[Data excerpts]
* begin *

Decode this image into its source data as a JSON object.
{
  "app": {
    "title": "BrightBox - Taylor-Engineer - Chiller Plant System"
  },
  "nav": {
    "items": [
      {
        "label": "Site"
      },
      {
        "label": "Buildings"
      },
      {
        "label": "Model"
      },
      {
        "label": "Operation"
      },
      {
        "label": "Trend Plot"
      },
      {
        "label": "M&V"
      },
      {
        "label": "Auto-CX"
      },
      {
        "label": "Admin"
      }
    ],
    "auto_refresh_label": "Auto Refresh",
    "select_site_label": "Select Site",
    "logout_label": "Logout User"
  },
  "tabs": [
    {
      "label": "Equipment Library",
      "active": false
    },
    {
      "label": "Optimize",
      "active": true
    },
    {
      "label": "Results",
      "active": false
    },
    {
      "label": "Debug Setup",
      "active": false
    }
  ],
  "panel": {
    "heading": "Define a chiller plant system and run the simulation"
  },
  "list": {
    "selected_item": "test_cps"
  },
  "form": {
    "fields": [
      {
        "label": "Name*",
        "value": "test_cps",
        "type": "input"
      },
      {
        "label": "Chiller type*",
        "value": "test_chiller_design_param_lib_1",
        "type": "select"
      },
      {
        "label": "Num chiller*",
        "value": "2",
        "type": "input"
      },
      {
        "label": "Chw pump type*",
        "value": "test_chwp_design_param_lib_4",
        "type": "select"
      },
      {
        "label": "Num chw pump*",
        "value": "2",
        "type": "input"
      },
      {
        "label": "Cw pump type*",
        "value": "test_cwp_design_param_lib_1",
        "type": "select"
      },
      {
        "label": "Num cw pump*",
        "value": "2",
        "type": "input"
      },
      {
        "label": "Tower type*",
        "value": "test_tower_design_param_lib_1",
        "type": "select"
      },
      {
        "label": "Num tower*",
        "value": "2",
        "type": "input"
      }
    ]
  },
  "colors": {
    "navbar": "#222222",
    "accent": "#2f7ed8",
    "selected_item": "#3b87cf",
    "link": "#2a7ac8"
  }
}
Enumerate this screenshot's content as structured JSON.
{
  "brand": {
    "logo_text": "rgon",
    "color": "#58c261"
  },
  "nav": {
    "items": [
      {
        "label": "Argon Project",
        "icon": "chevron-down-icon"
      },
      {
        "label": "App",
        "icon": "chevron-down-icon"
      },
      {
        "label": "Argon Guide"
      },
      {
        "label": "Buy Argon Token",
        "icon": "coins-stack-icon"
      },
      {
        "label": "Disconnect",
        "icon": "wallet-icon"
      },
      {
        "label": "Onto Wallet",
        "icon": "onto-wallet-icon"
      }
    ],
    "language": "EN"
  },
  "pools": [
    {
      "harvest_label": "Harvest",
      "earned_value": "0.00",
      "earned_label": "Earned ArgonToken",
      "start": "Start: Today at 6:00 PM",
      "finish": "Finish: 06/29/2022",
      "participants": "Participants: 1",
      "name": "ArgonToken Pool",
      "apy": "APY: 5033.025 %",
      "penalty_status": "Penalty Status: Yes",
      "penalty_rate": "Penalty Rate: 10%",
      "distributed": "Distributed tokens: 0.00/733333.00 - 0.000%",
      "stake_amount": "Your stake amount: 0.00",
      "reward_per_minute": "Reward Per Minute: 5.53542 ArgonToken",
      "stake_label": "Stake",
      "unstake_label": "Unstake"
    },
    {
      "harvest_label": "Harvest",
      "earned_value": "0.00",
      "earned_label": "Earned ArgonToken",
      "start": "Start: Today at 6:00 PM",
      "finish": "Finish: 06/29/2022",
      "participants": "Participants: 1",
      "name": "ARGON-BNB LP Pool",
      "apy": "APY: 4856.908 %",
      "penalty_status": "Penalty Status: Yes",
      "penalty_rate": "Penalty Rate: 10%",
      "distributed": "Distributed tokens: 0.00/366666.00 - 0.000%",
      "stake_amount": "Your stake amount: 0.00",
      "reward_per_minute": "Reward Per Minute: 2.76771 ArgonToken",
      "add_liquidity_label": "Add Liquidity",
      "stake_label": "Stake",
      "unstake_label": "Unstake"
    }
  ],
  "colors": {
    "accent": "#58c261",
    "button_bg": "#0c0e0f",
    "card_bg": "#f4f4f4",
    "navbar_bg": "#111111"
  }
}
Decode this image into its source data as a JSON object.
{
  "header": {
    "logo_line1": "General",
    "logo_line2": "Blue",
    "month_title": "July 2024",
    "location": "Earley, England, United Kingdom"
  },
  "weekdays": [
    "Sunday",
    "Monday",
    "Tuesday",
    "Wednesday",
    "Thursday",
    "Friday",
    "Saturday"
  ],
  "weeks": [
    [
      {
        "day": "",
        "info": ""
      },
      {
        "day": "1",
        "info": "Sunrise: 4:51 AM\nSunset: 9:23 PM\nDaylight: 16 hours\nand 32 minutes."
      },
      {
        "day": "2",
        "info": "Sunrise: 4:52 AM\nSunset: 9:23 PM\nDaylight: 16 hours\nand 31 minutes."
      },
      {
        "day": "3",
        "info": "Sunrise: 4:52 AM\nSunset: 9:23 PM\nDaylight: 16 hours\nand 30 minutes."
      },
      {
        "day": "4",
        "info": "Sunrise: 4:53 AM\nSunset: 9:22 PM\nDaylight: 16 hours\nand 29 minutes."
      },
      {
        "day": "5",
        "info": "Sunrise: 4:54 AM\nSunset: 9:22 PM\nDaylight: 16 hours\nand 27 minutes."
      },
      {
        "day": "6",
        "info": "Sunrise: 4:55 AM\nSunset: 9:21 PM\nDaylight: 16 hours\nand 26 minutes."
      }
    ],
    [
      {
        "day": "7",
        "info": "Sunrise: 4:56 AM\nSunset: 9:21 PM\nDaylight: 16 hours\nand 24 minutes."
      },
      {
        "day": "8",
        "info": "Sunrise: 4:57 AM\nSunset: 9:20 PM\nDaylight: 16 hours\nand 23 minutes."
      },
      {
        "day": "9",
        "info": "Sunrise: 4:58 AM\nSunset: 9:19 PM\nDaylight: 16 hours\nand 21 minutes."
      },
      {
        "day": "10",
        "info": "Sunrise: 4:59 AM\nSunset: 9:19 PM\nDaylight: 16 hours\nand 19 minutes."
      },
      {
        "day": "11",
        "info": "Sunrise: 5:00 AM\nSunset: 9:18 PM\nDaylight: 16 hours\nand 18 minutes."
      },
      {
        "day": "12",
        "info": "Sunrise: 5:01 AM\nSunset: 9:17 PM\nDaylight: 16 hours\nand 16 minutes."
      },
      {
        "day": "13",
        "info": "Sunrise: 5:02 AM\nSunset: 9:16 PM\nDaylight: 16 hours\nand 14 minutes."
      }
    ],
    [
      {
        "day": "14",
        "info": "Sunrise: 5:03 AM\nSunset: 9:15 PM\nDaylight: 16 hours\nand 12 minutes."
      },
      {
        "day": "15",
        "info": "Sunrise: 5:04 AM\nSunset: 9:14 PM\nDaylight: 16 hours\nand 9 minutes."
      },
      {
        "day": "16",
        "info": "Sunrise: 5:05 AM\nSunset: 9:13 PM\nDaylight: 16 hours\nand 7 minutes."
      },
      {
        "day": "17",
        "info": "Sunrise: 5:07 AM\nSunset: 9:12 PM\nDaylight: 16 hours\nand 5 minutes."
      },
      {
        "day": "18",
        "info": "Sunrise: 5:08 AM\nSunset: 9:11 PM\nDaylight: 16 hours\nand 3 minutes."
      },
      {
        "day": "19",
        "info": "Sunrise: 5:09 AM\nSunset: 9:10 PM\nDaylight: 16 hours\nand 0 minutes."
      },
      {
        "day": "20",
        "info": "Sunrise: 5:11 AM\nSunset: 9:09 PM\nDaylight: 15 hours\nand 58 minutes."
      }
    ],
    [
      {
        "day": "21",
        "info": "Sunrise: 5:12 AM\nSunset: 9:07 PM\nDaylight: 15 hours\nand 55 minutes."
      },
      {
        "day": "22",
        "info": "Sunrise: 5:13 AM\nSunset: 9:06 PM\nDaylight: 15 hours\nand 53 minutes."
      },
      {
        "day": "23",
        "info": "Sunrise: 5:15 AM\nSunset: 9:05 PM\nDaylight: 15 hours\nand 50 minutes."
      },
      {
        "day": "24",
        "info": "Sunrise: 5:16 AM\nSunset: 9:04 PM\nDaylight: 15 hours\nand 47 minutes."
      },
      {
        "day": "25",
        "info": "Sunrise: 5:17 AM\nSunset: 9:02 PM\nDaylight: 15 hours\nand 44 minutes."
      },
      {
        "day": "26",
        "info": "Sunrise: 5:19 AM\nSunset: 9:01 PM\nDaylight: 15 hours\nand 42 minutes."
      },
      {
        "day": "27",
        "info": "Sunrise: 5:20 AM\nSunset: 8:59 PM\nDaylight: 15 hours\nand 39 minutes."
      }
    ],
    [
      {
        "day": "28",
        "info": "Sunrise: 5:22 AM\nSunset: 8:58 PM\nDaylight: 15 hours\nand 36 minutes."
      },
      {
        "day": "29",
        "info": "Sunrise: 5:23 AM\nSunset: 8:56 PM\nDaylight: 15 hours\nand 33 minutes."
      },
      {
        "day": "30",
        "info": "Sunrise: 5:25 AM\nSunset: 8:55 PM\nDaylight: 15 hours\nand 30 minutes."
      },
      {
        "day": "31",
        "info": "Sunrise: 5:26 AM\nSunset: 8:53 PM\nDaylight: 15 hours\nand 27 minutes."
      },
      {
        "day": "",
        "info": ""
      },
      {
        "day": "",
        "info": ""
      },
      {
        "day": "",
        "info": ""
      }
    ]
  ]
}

* end *

Check each line above for the word "Auto" and say how many have it, with nothing else.

**ANSWER TO THE TASK**
2